** Start **
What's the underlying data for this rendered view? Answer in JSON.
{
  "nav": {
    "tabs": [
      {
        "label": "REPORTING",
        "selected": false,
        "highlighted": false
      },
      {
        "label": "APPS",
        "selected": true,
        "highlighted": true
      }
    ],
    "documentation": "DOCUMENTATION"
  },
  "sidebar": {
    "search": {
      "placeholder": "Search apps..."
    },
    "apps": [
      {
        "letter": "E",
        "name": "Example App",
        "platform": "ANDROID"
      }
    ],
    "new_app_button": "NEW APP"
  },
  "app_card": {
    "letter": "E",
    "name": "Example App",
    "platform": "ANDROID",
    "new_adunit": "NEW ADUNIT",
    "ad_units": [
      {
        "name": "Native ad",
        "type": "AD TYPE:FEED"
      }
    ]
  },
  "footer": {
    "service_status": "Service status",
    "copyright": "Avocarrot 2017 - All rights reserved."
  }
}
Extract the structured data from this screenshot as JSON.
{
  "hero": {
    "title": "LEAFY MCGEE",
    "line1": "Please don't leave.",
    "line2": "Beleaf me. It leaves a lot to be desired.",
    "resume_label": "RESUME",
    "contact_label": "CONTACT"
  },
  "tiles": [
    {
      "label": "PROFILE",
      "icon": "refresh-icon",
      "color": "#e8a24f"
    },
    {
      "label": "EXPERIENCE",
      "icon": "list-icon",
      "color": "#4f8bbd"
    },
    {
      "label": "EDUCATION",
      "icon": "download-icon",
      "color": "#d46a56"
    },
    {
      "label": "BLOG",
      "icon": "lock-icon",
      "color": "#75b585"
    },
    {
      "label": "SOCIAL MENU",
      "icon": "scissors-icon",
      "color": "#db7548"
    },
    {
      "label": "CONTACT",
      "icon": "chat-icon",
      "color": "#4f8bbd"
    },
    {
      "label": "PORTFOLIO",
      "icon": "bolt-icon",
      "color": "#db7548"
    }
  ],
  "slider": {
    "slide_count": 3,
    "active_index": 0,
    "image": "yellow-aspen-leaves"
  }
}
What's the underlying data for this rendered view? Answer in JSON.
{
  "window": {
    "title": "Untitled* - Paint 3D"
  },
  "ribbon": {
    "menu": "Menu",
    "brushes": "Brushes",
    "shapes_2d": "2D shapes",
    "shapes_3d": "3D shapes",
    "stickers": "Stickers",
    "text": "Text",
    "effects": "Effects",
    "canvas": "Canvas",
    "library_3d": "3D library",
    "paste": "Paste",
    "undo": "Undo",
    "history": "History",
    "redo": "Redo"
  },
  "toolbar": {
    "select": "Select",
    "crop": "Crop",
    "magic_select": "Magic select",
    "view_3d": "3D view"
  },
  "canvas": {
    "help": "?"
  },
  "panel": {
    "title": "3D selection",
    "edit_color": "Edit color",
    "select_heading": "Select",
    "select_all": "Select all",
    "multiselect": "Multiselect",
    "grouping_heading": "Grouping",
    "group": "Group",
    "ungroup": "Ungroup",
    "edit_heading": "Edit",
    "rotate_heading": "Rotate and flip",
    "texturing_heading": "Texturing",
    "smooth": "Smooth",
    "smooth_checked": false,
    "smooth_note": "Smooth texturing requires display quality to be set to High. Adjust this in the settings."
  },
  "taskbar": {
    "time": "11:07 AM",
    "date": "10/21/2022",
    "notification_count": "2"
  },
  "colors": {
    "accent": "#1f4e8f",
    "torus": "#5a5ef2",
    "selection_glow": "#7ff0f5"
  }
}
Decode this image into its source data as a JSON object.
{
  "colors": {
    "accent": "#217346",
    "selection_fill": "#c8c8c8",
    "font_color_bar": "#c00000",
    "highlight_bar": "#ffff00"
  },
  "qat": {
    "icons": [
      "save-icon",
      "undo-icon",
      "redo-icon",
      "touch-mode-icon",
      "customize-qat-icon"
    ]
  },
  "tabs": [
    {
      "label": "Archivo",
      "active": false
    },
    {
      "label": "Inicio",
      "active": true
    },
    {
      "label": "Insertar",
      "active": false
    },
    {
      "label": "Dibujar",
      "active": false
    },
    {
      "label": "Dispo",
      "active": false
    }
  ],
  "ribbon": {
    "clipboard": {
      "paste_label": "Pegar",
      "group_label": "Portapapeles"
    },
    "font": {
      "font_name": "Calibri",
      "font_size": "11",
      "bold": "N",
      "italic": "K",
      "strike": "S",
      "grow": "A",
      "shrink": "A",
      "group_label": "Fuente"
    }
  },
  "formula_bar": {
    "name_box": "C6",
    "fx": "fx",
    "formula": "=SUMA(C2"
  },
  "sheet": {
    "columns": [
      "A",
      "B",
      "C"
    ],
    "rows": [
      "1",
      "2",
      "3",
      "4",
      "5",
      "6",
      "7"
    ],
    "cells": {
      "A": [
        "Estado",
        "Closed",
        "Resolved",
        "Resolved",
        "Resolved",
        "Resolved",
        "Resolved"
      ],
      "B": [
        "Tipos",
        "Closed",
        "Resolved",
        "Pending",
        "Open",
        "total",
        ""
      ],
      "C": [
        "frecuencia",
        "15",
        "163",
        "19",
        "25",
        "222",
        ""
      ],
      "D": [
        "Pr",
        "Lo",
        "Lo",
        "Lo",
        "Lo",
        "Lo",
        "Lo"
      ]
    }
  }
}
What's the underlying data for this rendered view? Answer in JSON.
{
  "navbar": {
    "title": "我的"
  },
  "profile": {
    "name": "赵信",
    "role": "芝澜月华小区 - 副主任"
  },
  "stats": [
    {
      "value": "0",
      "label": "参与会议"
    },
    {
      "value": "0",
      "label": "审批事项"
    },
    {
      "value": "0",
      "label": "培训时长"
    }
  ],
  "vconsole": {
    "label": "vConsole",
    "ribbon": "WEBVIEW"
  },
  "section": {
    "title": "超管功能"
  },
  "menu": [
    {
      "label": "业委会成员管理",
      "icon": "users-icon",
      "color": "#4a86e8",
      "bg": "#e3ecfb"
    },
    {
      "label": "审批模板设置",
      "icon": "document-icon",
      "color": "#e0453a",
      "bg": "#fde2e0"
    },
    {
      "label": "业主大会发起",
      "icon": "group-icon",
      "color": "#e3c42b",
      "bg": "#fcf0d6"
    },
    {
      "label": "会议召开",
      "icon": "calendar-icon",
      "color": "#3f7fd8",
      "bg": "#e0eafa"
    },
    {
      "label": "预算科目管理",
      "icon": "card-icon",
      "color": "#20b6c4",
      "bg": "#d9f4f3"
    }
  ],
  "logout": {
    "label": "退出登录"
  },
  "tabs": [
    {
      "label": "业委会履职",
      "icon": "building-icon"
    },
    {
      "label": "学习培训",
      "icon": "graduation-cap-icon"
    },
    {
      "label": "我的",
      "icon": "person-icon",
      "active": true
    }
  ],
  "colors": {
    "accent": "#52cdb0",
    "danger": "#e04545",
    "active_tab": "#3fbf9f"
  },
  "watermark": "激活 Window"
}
** End **
**Given exercise:** Extract the complete listing verbatim.

**Final result:**
What's the underlying data for this rendered view? Answer in JSON.
{
  "nav": {
    "tabs": [
      {
        "label": "REPORTING",
        "selected": false,
        "highlighted": false
      },
      {
        "label": "APPS",
        "selected": true,
        "highlighted": true
      }
    ],
    "documentation": "DOCUMENTATION"
  },
  "sidebar": {
    "search": {
      "placeholder": "Search apps..."
    },
    "apps": [
      {
        "letter": "E",
        "name": "Example App",
        "platform": "ANDROID"
      }
    ],
    "new_app_button": "NEW APP"
  },
  "app_card": {
    "letter": "E",
    "name": "Example App",
    "platform": "ANDROID",
    "new_adunit": "NEW ADUNIT",
    "ad_units": [
      {
        "name": "Native ad",
        "type": "AD TYPE:FEED"
      }
    ]
  },
  "footer": {
    "service_status": "Service status",
    "copyright": "Avocarrot 2017 - All rights reserved."
  }
}
Extract the structured data from this screenshot as JSON.
{
  "hero": {
    "title": "LEAFY MCGEE",
    "line1": "Please don't leave.",
    "line2": "Beleaf me. It leaves a lot to be desired.",
    "resume_label": "RESUME",
    "contact_label": "CONTACT"
  },
  "tiles": [
    {
      "label": "PROFILE",
      "icon": "refresh-icon",
      "color": "#e8a24f"
    },
    {
      "label": "EXPERIENCE",
      "icon": "list-icon",
      "color": "#4f8bbd"
    },
    {
      "label": "EDUCATION",
      "icon": "download-icon",
      "color": "#d46a56"
    },
    {
      "label": "BLOG",
      "icon": "lock-icon",
      "color": "#75b585"
    },
    {
      "label": "SOCIAL MENU",
      "icon": "scissors-icon",
      "color": "#db7548"
    },
    {
      "label": "CONTACT",
      "icon": "chat-icon",
      "color": "#4f8bbd"
    },
    {
      "label": "PORTFOLIO",
      "icon": "bolt-icon",
      "color": "#db7548"
    }
  ],
  "slider": {
    "slide_count": 3,
    "active_index": 0,
    "image": "yellow-aspen-leaves"
  }
}
What's the underlying data for this rendered view? Answer in JSON.
{
  "window": {
    "title": "Untitled* - Paint 3D"
  },
  "ribbon": {
    "menu": "Menu",
    "brushes": "Brushes",
    "shapes_2d": "2D shapes",
    "shapes_3d": "3D shapes",
    "stickers": "Stickers",
    "text": "Text",
    "effects": "Effects",
    "canvas": "Canvas",
    "library_3d": "3D library",
    "paste": "Paste",
    "undo": "Undo",
    "history": "History",
    "redo": "Redo"
  },
  "toolbar": {
    "select": "Select",
    "crop": "Crop",
    "magic_select": "Magic select",
    "view_3d": "3D view"
  },
  "canvas": {
    "help": "?"
  },
  "panel": {
    "title": "3D selection",
    "edit_color": "Edit color",
    "select_heading": "Select",
    "select_all": "Select all",
    "multiselect": "Multiselect",
    "grouping_heading": "Grouping",
    "group": "Group",
    "ungroup": "Ungroup",
    "edit_heading": "Edit",
    "rotate_heading": "Rotate and flip",
    "texturing_heading": "Texturing",
    "smooth": "Smooth",
    "smooth_checked": false,
    "smooth_note": "Smooth texturing requires display quality to be set to High. Adjust this in the settings."
  },
  "taskbar": {
    "time": "11:07 AM",
    "date": "10/21/2022",
    "notification_count": "2"
  },
  "colors": {
    "accent": "#1f4e8f",
    "torus": "#5a5ef2",
    "selection_glow": "#7ff0f5"
  }
}
Decode this image into its source data as a JSON object.
{
  "colors": {
    "accent": "#217346",
    "selection_fill": "#c8c8c8",
    "font_color_bar": "#c00000",
    "highlight_bar": "#ffff00"
  },
  "qat": {
    "icons": [
      "save-icon",
      "undo-icon",
      "redo-icon",
      "touch-mode-icon",
      "customize-qat-icon"
    ]
  },
  "tabs": [
    {
      "label": "Archivo",
      "active": false
    },
    {
      "label": "Inicio",
      "active": true
    },
    {
      "label": "Insertar",
      "active": false
    },
    {
      "label": "Dibujar",
      "active": false
    },
    {
      "label": "Dispo",
      "active": false
    }
  ],
  "ribbon": {
    "clipboard": {
      "paste_label": "Pegar",
      "group_label": "Portapapeles"
    },
    "font": {
      "font_name": "Calibri",
      "font_size": "11",
      "bold": "N",
      "italic": "K",
      "strike": "S",
      "grow": "A",
      "shrink": "A",
      "group_label": "Fuente"
    }
  },
  "formula_bar": {
    "name_box": "C6",
    "fx": "fx",
    "formula": "=SUMA(C2"
  },
  "sheet": {
    "columns": [
      "A",
      "B",
      "C"
    ],
    "rows": [
      "1",
      "2",
      "3",
      "4",
      "5",
      "6",
      "7"
    ],
    "cells": {
      "A": [
        "Estado",
        "Closed",
        "Resolved",
        "Resolved",
        "Resolved",
        "Resolved",
        "Resolved"
      ],
      "B": [
        "Tipos",
        "Closed",
        "Resolved",
        "Pending",
        "Open",
        "total",
        ""
      ],
      "C": [
        "frecuencia",
        "15",
        "163",
        "19",
        "25",
        "222",
        ""
      ],
      "D": [
        "Pr",
        "Lo",
        "Lo",
        "Lo",
        "Lo",
        "Lo",
        "Lo"
      ]
    }
  }
}
What's the underlying data for this rendered view? Answer in JSON.
{
  "navbar": {
    "title": "我的"
  },
  "profile": {
    "name": "赵信",
    "role": "芝澜月华小区 - 副主任"
  },
  "stats": [
    {
      "value": "0",
      "label": "参与会议"
    },
    {
      "value": "0",
      "label": "审批事项"
    },
    {
      "value": "0",
      "label": "培训时长"
    }
  ],
  "vconsole": {
    "label": "vConsole",
    "ribbon": "WEBVIEW"
  },
  "section": {
    "title": "超管功能"
  },
  "menu": [
    {
      "label": "业委会成员管理",
      "icon": "users-icon",
      "color": "#4a86e8",
      "bg": "#e3ecfb"
    },
    {
      "label": "审批模板设置",
      "icon": "document-icon",
      "color": "#e0453a",
      "bg": "#fde2e0"
    },
    {
      "label": "业主大会发起",
      "icon": "group-icon",
      "color": "#e3c42b",
      "bg": "#fcf0d6"
    },
    {
      "label": "会议召开",
      "icon": "calendar-icon",
      "color": "#3f7fd8",
      "bg": "#e0eafa"
    },
    {
      "label": "预算科目管理",
      "icon": "card-icon",
      "color": "#20b6c4",
      "bg": "#d9f4f3"
    }
  ],
  "logout": {
    "label": "退出登录"
  },
  "tabs": [
    {
      "label": "业委会履职",
      "icon": "building-icon"
    },
    {
      "label": "学习培训",
      "icon": "graduation-cap-icon"
    },
    {
      "label": "我的",
      "icon": "person-icon",
      "active": true
    }
  ],
  "colors": {
    "accent": "#52cdb0",
    "danger": "#e04545",
    "active_tab": "#3fbf9f"
  },
  "watermark": "激活 Window"
}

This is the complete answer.